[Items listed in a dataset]
......

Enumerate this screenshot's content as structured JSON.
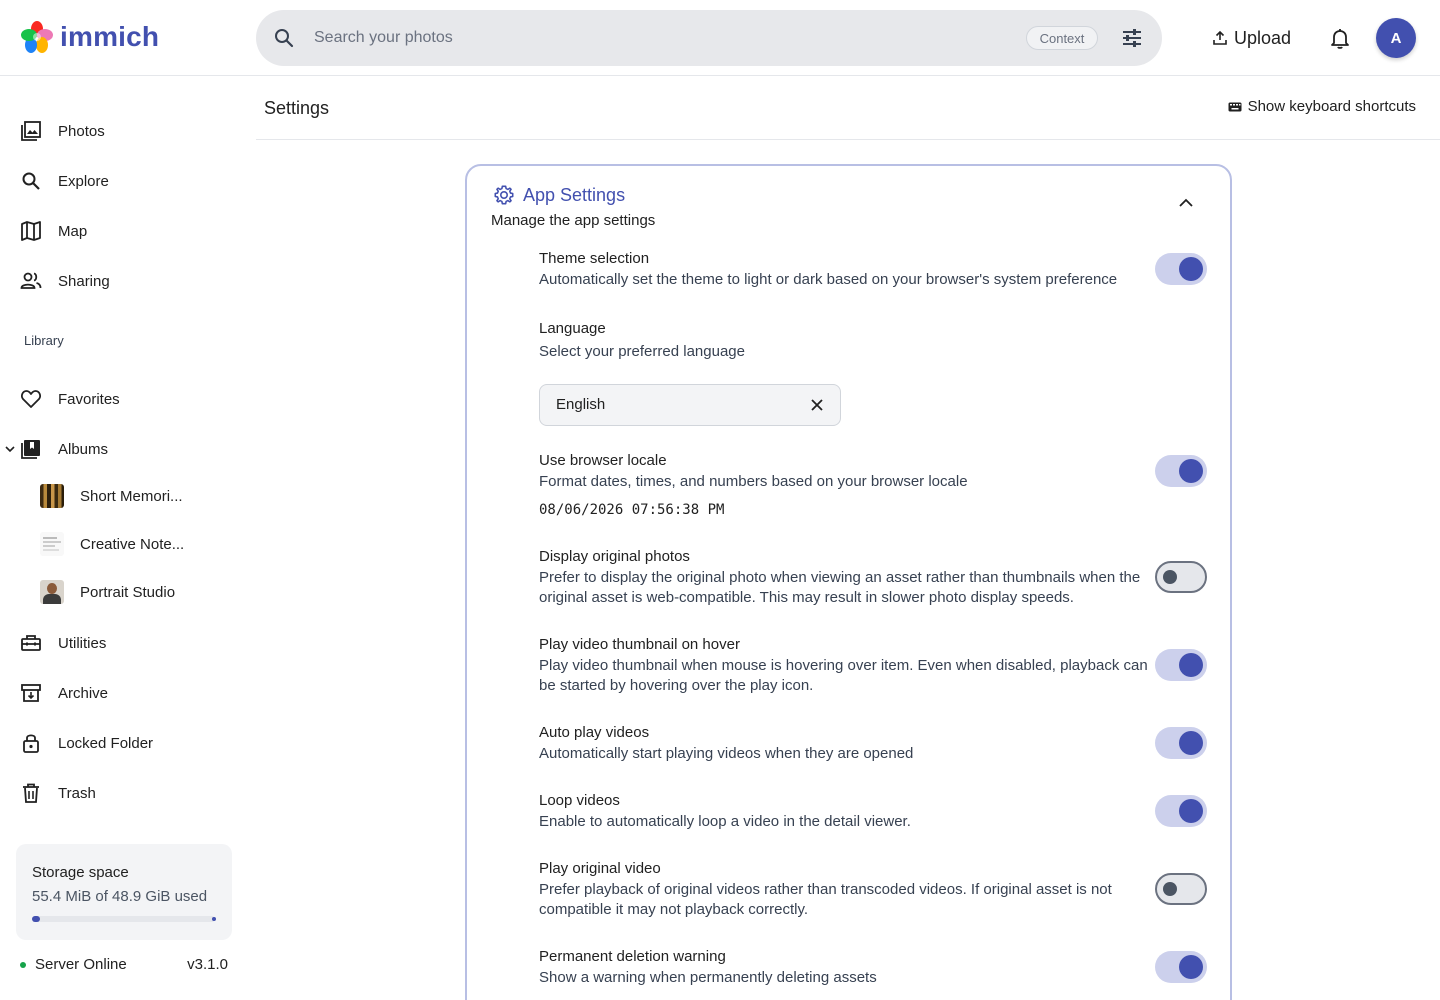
{
  "app": {
    "name": "immich",
    "brand_color": "#4250af"
  },
  "header": {
    "search_placeholder": "Search your photos",
    "context_label": "Context",
    "upload_label": "Upload",
    "avatar_initial": "A"
  },
  "sidebar": {
    "items": [
      {
        "label": "Photos",
        "icon": "photos-icon"
      },
      {
        "label": "Explore",
        "icon": "search-icon"
      },
      {
        "label": "Map",
        "icon": "map-icon"
      },
      {
        "label": "Sharing",
        "icon": "people-icon"
      }
    ],
    "library_label": "Library",
    "library_items": [
      {
        "label": "Favorites",
        "icon": "heart-icon"
      },
      {
        "label": "Albums",
        "icon": "album-icon"
      }
    ],
    "albums": [
      {
        "label": "Short Memori..."
      },
      {
        "label": "Creative Note..."
      },
      {
        "label": "Portrait Studio"
      }
    ],
    "more_items": [
      {
        "label": "Utilities",
        "icon": "toolbox-icon"
      },
      {
        "label": "Archive",
        "icon": "archive-icon"
      },
      {
        "label": "Locked Folder",
        "icon": "lock-icon"
      },
      {
        "label": "Trash",
        "icon": "trash-icon"
      }
    ],
    "storage": {
      "title": "Storage space",
      "usage": "55.4 MiB of 48.9 GiB used",
      "fraction_used": 0.001
    },
    "server": {
      "status": "Server Online",
      "version": "v3.1.0"
    }
  },
  "main": {
    "page_title": "Settings",
    "keyboard_shortcuts_label": "Show keyboard shortcuts",
    "card": {
      "title": "App Settings",
      "subtitle": "Manage the app settings",
      "settings": [
        {
          "title": "Theme selection",
          "desc": "Automatically set the theme to light or dark based on your browser's system preference",
          "enabled": true
        },
        {
          "title": "Language",
          "desc": "Select your preferred language"
        },
        {
          "title": "Use browser locale",
          "desc": "Format dates, times, and numbers based on your browser locale",
          "enabled": true
        },
        {
          "title": "Display original photos",
          "desc": "Prefer to display the original photo when viewing an asset rather than thumbnails when the original asset is web-compatible. This may result in slower photo display speeds.",
          "enabled": false
        },
        {
          "title": "Play video thumbnail on hover",
          "desc": "Play video thumbnail when mouse is hovering over item. Even when disabled, playback can be started by hovering over the play icon.",
          "enabled": true
        },
        {
          "title": "Auto play videos",
          "desc": "Automatically start playing videos when they are opened",
          "enabled": true
        },
        {
          "title": "Loop videos",
          "desc": "Enable to automatically loop a video in the detail viewer.",
          "enabled": true
        },
        {
          "title": "Play original video",
          "desc": "Prefer playback of original videos rather than transcoded videos. If original asset is not compatible it may not playback correctly.",
          "enabled": false
        },
        {
          "title": "Permanent deletion warning",
          "desc": "Show a warning when permanently deleting assets",
          "enabled": true
        }
      ],
      "language_value": "English",
      "locale_example": "08/06/2026 07:56:38 PM"
    }
  }
}
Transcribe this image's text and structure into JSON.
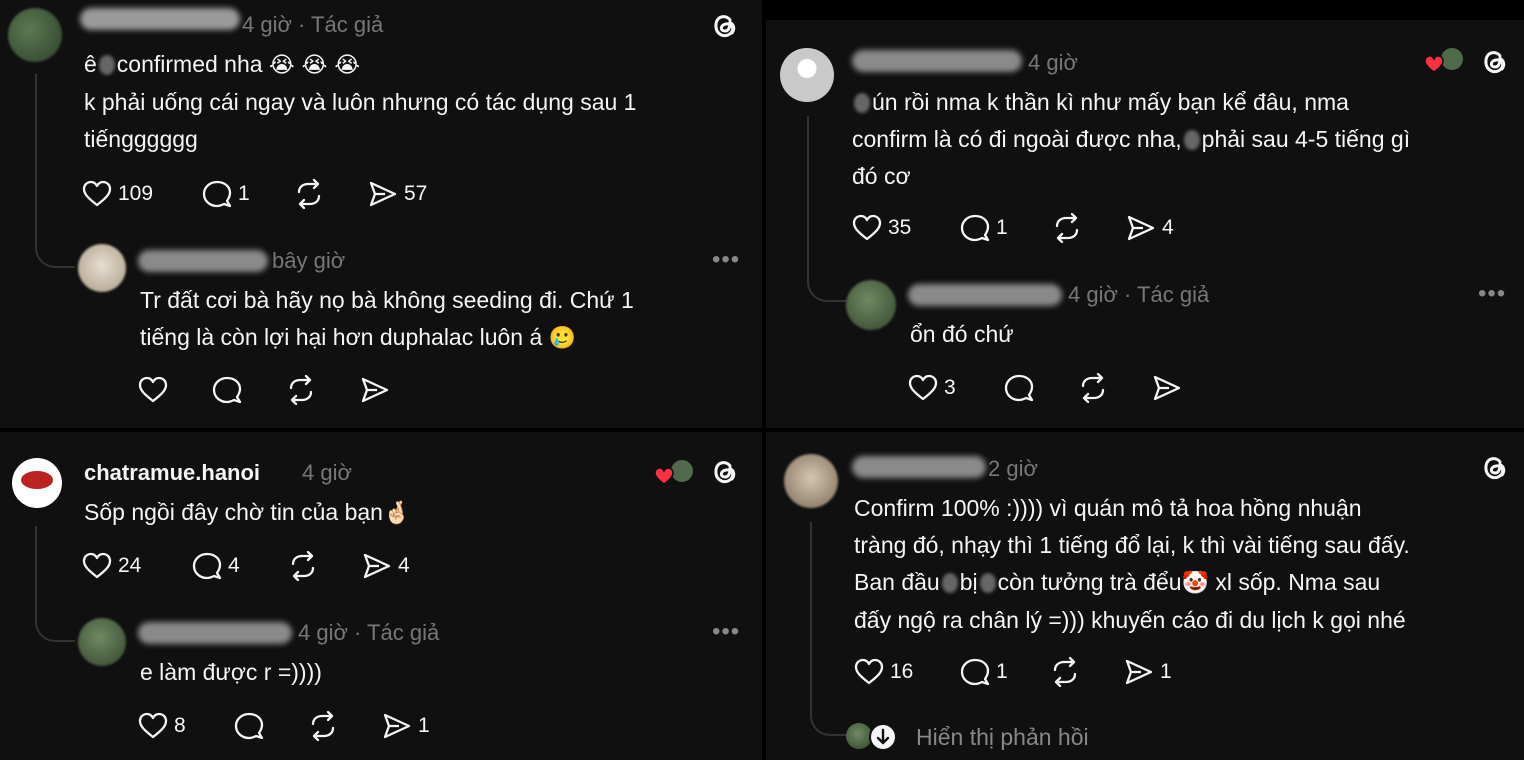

......

Work required ->
Restate the data above word for word. Skip every picture.

Exercise output ->
Enumerate this screenshot's content as structured JSON.
{
  "app": {
    "name": "immich",
    "brand_color": "#4250af"
  },
  "header": {
    "search_placeholder": "Search your photos",
    "context_label": "Context",
    "upload_label": "Upload",
    "avatar_initial": "A"
  },
  "sidebar": {
    "items": [
      {
        "label": "Photos",
        "icon": "photos-icon"
      },
      {
        "label": "Explore",
        "icon": "search-icon"
      },
      {
        "label": "Map",
        "icon": "map-icon"
      },
      {
        "label": "Sharing",
        "icon": "people-icon"
      }
    ],
    "library_label": "Library",
    "library_items": [
      {
        "label": "Favorites",
        "icon": "heart-icon"
      },
      {
        "label": "Albums",
        "icon": "album-icon"
      }
    ],
    "albums": [
      {
        "label": "Short Memori..."
      },
      {
        "label": "Creative Note..."
      },
      {
        "label": "Portrait Studio"
      }
    ],
    "more_items": [
      {
        "label": "Utilities",
        "icon": "toolbox-icon"
      },
      {
        "label": "Archive",
        "icon": "archive-icon"
      },
      {
        "label": "Locked Folder",
        "icon": "lock-icon"
      },
      {
        "label": "Trash",
        "icon": "trash-icon"
      }
    ],
    "storage": {
      "title": "Storage space",
      "usage": "55.4 MiB of 48.9 GiB used",
      "fraction_used": 0.001
    },
    "server": {
      "status": "Server Online",
      "version": "v3.1.0"
    }
  },
  "main": {
    "page_title": "Settings",
    "keyboard_shortcuts_label": "Show keyboard shortcuts",
    "card": {
      "title": "App Settings",
      "subtitle": "Manage the app settings",
      "settings": [
        {
          "title": "Theme selection",
          "desc": "Automatically set the theme to light or dark based on your browser's system preference",
          "enabled": true
        },
        {
          "title": "Language",
          "desc": "Select your preferred language"
        },
        {
          "title": "Use browser locale",
          "desc": "Format dates, times, and numbers based on your browser locale",
          "enabled": true
        },
        {
          "title": "Display original photos",
          "desc": "Prefer to display the original photo when viewing an asset rather than thumbnails when the original asset is web-compatible. This may result in slower photo display speeds.",
          "enabled": false
        },
        {
          "title": "Play video thumbnail on hover",
          "desc": "Play video thumbnail when mouse is hovering over item. Even when disabled, playback can be started by hovering over the play icon.",
          "enabled": true
        },
        {
          "title": "Auto play videos",
          "desc": "Automatically start playing videos when they are opened",
          "enabled": true
        },
        {
          "title": "Loop videos",
          "desc": "Enable to automatically loop a video in the detail viewer.",
          "enabled": true
        },
        {
          "title": "Play original video",
          "desc": "Prefer playback of original videos rather than transcoded videos. If original asset is not compatible it may not playback correctly.",
          "enabled": false
        },
        {
          "title": "Permanent deletion warning",
          "desc": "Show a warning when permanently deleting assets",
          "enabled": true
        }
      ],
      "language_value": "English",
      "locale_example": "08/06/2026 07:56:38 PM"
    }
  }
}
Transcribe this image's text and structure into JSON.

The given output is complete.